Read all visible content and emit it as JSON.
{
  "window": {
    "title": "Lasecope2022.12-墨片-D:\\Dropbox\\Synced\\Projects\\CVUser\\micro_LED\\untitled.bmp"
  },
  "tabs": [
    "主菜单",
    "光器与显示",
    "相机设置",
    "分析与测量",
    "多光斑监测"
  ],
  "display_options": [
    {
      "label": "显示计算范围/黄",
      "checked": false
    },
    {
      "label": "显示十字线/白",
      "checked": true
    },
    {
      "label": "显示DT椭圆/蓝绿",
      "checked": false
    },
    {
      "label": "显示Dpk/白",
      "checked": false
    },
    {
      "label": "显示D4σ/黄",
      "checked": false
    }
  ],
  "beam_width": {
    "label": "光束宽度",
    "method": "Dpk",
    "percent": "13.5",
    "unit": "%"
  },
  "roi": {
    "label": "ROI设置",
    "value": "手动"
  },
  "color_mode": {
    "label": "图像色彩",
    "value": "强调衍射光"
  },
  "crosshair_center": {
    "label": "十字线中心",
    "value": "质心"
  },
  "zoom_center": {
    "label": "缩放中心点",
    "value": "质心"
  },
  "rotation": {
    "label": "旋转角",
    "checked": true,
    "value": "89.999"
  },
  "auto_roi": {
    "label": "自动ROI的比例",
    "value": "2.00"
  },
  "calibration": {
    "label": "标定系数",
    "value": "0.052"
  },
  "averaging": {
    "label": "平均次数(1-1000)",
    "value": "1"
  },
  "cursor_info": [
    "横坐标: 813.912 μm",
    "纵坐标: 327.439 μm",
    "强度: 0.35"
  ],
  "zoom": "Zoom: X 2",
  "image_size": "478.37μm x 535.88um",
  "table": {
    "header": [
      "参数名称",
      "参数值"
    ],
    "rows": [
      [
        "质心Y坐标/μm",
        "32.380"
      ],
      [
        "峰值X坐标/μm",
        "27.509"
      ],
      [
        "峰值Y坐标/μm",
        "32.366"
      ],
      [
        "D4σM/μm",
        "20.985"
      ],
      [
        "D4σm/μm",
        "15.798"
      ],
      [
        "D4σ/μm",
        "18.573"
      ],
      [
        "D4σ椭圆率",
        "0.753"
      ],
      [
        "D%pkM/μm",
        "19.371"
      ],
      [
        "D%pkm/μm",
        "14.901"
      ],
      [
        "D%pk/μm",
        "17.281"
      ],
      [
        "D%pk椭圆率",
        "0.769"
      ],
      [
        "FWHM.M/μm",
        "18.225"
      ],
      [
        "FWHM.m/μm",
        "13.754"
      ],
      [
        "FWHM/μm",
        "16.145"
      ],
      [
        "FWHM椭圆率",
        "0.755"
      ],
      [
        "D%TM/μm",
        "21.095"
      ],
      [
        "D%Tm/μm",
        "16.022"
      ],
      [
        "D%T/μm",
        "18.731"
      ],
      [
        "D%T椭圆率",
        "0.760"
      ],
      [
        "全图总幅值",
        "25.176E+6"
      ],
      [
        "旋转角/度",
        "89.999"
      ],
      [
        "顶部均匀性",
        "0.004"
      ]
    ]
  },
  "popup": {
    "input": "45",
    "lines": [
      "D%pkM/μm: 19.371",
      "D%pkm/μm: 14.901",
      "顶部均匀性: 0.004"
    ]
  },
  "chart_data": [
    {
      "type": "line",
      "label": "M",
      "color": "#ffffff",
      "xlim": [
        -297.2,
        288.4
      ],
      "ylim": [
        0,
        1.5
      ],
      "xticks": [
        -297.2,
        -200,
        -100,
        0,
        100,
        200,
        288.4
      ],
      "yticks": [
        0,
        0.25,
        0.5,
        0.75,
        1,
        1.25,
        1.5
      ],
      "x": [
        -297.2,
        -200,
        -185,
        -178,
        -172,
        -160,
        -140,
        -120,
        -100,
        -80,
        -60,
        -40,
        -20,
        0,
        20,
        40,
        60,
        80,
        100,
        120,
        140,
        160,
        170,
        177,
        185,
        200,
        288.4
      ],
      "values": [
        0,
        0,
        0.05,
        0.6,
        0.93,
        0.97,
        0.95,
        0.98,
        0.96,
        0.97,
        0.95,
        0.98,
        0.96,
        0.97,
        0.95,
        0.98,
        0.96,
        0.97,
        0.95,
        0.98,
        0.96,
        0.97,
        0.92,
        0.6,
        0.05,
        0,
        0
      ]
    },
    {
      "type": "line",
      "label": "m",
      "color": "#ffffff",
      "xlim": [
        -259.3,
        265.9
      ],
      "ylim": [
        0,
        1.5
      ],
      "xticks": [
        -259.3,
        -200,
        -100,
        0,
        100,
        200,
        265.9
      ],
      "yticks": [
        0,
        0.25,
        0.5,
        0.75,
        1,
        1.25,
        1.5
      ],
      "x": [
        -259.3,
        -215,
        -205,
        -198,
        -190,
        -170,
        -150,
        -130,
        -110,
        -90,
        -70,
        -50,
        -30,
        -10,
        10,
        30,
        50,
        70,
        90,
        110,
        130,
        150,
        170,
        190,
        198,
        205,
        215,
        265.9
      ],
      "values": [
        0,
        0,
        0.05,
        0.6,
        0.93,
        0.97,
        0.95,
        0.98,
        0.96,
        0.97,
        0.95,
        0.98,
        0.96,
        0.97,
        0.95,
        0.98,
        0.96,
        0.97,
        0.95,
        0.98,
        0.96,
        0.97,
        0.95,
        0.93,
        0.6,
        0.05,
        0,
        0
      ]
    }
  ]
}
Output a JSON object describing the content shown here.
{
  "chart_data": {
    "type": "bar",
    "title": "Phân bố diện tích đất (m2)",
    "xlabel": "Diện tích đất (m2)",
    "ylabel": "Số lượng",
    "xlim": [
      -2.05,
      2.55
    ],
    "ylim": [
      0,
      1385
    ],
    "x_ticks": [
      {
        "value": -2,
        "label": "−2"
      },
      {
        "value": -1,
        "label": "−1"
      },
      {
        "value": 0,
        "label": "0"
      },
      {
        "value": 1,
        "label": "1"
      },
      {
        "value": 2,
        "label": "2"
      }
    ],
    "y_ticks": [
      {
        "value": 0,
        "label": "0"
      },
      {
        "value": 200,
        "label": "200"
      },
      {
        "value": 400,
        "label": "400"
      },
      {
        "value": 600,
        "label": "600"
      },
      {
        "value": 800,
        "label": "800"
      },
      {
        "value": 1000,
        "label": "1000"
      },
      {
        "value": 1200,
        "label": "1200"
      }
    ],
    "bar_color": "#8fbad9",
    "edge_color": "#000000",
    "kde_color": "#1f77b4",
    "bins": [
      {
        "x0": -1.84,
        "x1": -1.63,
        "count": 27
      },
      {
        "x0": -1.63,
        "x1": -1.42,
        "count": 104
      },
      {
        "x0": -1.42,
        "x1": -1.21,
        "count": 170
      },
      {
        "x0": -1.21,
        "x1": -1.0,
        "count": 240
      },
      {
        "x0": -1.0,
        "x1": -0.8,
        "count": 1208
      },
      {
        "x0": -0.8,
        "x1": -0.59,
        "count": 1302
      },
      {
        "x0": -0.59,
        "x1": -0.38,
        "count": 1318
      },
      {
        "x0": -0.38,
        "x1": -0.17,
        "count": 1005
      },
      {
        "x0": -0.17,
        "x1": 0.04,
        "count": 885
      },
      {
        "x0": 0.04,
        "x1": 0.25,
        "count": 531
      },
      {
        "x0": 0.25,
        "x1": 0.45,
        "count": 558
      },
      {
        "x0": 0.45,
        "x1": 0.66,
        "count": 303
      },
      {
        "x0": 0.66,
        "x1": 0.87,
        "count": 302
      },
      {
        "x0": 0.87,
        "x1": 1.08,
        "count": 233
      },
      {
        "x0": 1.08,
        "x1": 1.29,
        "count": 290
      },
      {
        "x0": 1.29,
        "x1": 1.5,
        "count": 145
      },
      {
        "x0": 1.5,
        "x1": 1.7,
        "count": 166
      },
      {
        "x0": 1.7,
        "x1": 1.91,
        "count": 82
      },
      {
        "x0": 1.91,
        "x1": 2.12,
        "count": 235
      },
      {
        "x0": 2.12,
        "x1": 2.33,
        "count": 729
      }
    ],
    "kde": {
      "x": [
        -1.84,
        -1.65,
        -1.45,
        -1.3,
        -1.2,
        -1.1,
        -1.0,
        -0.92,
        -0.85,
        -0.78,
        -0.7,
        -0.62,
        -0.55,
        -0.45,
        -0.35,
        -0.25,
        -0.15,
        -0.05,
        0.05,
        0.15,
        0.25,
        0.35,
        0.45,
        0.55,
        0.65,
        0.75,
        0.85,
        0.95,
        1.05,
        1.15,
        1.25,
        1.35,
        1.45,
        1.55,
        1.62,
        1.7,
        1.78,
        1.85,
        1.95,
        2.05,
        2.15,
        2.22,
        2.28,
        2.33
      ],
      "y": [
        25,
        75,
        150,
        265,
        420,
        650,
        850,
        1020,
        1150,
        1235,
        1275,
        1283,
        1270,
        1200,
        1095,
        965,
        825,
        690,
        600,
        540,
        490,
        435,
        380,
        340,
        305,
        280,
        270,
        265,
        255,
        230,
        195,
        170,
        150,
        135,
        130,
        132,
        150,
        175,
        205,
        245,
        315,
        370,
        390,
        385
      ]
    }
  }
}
#####
Show all lines from the data above in which the word "title" appears.

    "title": "Lasecope2022.12-墨片-D:\\Dropbox\\Synced\\Projects\\CVUser\\micro_LED\\untitled.bmp"
    "title": "Phân bố diện tích đất (m2)",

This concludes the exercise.